→ Written request: Comb through the entries for "Updateklassifizierung" and pull out each line that holds it.

→ Source material:
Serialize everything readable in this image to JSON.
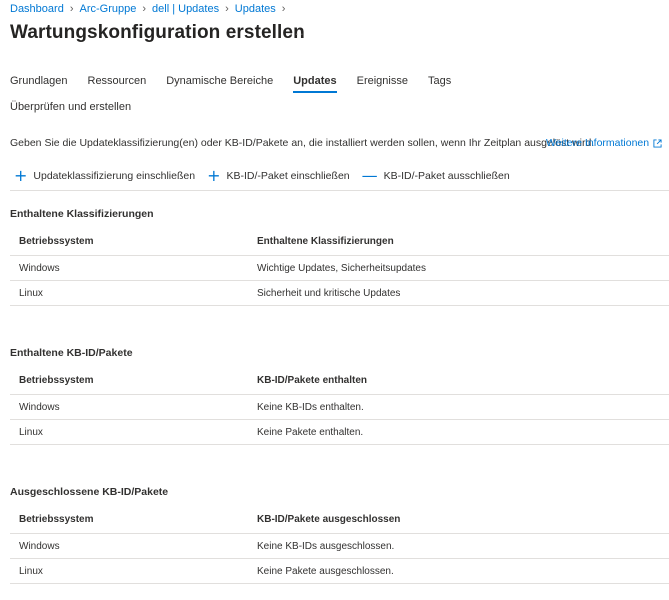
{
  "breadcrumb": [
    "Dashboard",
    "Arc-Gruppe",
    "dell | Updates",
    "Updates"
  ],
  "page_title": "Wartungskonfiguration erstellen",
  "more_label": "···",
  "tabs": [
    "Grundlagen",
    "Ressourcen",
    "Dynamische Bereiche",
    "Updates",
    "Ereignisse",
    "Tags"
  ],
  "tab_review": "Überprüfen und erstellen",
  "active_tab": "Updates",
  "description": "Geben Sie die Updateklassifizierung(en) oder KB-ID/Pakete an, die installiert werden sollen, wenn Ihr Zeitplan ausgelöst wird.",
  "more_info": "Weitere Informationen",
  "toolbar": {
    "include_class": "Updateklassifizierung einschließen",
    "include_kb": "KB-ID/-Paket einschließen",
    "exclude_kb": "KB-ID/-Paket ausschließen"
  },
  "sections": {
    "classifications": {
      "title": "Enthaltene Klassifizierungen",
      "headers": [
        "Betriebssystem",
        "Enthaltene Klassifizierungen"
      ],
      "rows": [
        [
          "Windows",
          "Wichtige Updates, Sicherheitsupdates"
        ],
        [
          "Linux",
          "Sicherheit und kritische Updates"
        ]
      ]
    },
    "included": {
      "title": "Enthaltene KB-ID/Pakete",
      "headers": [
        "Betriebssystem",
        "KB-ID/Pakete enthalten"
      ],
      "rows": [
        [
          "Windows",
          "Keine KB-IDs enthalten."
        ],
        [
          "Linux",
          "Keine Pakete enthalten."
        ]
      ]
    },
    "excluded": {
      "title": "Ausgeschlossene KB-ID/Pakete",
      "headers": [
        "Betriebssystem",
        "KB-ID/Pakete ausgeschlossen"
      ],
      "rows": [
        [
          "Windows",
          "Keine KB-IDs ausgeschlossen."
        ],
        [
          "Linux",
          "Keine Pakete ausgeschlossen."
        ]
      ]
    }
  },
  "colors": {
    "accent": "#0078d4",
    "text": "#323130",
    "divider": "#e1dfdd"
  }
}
---
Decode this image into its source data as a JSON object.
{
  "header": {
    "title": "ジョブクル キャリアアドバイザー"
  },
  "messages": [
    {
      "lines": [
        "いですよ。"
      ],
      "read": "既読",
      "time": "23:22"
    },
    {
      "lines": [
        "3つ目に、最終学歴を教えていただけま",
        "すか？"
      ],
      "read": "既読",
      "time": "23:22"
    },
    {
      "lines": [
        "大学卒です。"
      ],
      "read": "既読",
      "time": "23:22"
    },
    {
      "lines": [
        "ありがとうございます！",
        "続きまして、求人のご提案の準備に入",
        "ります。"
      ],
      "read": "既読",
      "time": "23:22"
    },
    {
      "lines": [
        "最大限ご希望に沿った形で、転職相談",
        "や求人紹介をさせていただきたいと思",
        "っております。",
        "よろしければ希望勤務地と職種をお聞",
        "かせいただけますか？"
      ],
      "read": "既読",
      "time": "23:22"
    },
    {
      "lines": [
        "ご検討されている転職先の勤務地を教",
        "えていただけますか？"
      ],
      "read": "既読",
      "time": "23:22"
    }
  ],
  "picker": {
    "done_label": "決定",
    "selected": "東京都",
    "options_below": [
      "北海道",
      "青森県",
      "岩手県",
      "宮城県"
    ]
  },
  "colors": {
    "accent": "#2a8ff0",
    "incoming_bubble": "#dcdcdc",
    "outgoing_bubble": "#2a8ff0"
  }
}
--
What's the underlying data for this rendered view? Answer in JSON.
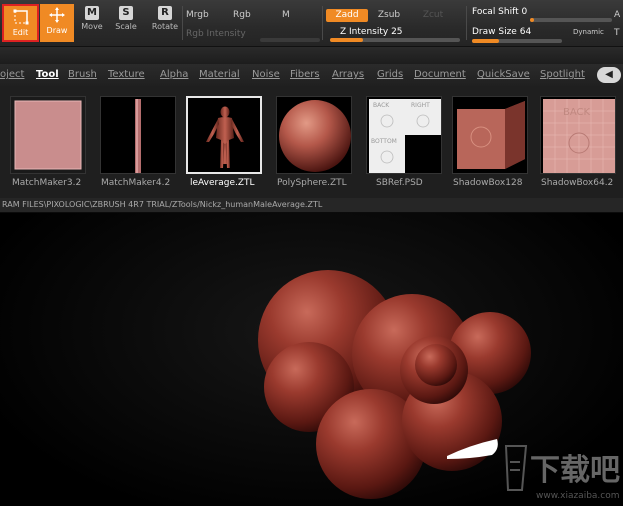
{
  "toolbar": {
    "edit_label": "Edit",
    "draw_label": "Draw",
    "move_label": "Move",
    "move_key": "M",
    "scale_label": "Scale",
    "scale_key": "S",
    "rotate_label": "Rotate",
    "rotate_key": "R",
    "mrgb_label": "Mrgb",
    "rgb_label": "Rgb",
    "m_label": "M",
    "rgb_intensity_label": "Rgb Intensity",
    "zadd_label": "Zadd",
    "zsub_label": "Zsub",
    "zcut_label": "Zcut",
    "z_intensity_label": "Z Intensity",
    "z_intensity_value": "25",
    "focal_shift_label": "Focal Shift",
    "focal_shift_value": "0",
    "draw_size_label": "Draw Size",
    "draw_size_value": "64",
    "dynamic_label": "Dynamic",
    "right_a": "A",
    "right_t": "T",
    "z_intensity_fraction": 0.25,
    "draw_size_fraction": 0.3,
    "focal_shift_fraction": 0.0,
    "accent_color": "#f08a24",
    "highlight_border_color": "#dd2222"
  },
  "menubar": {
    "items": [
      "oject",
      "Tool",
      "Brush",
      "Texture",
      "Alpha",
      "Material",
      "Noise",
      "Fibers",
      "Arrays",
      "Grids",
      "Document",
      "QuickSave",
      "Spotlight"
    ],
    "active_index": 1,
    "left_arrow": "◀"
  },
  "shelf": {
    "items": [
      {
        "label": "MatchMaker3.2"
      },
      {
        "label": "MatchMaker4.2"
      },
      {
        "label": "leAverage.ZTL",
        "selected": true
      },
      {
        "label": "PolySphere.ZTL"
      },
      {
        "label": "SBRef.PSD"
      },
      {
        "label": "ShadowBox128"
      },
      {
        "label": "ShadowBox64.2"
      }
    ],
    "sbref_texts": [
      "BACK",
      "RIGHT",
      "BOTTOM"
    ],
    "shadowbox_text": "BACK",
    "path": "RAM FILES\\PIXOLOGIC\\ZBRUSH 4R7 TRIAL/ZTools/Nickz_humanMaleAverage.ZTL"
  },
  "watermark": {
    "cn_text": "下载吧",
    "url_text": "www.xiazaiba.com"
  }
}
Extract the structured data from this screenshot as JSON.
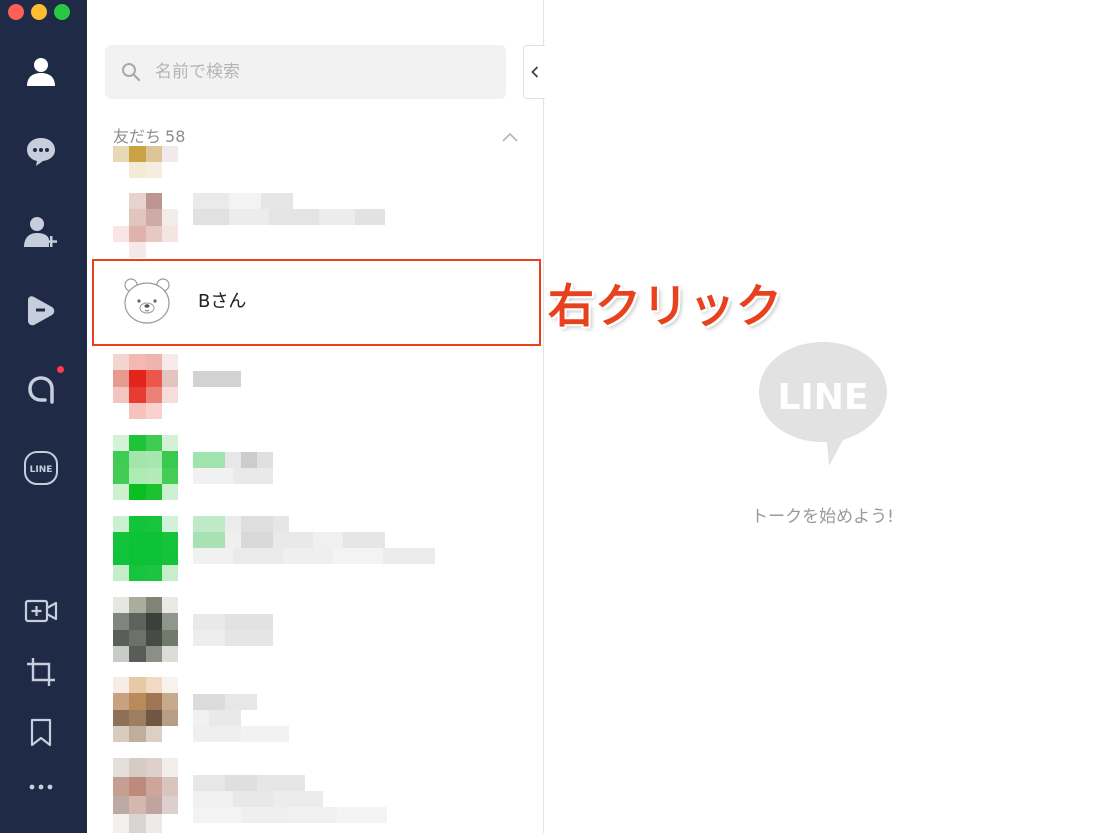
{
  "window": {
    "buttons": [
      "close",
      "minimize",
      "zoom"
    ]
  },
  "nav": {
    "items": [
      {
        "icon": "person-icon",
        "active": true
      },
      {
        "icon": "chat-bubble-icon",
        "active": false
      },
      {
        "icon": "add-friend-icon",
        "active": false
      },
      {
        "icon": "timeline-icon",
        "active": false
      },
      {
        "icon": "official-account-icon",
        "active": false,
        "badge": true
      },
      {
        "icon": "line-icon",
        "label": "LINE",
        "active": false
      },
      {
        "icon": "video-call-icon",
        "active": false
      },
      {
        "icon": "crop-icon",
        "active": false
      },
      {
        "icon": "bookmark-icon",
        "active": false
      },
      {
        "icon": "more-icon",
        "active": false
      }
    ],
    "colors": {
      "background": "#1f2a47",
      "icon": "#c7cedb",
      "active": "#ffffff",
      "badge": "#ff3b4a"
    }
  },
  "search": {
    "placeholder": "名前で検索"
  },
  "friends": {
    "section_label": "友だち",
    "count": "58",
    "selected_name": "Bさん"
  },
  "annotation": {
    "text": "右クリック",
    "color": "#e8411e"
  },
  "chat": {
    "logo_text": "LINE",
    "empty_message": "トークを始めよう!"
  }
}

→ Written answer:
  "description": "Geben Sie die Updateklassifizierung(en) oder KB-ID/Pakete an, die installiert werden sollen, wenn Ihr Zeitplan ausgelöst wird.",
    "include_class": "Updateklassifizierung einschließen",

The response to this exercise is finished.